[start]

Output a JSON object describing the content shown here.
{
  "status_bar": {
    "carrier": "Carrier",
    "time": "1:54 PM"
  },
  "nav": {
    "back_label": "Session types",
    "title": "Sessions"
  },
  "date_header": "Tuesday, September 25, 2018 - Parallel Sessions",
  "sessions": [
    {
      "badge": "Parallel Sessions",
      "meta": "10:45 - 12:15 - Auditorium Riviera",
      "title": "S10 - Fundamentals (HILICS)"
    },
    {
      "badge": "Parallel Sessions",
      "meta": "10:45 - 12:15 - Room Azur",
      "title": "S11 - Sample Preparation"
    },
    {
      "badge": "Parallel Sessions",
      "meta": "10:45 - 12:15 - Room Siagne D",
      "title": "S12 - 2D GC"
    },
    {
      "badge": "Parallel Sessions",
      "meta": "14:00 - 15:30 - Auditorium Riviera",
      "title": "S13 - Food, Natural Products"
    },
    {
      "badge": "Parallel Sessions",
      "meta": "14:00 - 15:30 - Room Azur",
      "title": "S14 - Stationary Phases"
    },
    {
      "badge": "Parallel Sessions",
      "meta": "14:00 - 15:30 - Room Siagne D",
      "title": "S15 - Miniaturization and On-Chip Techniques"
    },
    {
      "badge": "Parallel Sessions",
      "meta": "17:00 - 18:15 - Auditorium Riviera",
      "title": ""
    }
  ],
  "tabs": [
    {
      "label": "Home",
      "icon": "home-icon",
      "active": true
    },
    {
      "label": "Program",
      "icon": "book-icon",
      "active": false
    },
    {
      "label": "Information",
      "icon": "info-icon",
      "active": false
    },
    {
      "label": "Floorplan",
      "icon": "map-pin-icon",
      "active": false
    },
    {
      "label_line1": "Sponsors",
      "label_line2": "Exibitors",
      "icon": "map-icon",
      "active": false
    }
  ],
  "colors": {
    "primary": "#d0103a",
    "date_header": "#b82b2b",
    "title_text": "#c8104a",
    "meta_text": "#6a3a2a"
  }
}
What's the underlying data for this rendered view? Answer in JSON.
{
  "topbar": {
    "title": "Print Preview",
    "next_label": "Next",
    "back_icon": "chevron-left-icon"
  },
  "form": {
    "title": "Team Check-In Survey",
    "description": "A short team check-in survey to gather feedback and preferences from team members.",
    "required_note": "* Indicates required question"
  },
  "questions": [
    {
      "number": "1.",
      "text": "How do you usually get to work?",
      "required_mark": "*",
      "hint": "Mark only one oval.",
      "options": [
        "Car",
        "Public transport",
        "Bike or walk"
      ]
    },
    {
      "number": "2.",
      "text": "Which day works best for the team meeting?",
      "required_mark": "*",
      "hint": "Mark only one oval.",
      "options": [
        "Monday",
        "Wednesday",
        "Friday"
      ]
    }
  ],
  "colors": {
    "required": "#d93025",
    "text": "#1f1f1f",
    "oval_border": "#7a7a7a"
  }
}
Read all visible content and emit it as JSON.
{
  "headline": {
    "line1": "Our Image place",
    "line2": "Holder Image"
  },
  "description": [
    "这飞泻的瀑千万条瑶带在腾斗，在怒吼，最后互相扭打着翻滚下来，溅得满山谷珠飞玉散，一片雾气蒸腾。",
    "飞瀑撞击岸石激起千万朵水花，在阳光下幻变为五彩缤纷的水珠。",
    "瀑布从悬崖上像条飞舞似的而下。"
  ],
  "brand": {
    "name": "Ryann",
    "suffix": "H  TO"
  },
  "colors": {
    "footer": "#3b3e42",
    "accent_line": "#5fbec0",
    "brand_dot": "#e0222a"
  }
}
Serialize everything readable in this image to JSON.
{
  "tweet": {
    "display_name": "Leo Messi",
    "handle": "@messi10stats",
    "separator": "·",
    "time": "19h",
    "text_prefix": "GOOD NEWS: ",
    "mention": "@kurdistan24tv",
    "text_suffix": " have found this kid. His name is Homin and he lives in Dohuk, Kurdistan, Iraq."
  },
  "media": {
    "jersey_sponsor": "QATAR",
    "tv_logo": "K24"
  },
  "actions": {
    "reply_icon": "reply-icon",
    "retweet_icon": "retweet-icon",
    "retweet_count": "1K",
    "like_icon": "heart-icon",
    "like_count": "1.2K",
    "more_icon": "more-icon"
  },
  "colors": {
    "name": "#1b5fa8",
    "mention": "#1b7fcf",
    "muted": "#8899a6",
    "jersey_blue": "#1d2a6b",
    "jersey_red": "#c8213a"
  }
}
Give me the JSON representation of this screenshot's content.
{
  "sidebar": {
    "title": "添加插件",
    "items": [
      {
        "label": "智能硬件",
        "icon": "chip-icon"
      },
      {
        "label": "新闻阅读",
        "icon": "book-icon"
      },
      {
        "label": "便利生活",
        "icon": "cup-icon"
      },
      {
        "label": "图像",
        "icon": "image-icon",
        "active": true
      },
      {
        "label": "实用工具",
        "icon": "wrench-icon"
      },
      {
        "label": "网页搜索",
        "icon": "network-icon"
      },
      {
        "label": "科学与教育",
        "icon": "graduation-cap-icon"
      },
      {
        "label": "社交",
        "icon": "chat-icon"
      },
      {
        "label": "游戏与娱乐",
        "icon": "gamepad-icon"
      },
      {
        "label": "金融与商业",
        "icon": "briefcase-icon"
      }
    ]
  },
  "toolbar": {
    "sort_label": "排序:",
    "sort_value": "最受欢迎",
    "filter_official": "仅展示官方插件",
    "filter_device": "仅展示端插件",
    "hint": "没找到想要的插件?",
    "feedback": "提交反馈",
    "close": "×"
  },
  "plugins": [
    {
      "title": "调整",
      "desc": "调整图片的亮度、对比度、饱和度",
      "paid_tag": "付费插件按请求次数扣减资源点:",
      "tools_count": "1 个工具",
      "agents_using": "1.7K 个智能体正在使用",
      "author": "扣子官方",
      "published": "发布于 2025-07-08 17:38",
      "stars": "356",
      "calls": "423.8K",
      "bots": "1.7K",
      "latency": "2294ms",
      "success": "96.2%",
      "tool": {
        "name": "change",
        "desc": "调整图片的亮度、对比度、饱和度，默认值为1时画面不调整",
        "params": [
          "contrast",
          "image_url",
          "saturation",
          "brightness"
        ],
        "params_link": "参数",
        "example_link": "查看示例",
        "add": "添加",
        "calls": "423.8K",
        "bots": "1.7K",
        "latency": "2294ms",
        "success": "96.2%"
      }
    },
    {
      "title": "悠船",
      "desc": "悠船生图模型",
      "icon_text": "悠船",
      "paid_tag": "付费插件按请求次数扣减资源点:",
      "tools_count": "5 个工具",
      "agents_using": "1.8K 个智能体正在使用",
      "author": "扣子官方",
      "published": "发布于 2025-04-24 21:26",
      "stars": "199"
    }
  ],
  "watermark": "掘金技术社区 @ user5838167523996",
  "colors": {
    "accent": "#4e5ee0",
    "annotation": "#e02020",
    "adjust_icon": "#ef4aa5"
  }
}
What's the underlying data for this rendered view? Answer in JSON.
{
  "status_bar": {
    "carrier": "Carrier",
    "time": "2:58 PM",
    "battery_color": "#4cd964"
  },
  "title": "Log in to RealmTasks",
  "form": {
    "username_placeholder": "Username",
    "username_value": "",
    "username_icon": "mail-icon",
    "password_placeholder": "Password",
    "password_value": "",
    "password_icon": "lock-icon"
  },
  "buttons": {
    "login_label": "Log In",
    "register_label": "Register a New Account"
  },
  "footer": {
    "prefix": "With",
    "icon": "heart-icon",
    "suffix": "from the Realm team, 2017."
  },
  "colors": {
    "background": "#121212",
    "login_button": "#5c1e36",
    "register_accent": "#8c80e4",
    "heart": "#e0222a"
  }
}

[end]

> The exercise
Gather up every line in the data above that contains the word "Room", copying each one.

> Answer to the problem
      "meta": "10:45 - 12:15 - Room Azur",
      "meta": "10:45 - 12:15 - Room Siagne D",
      "meta": "14:00 - 15:30 - Room Azur",
      "meta": "14:00 - 15:30 - Room Siagne D",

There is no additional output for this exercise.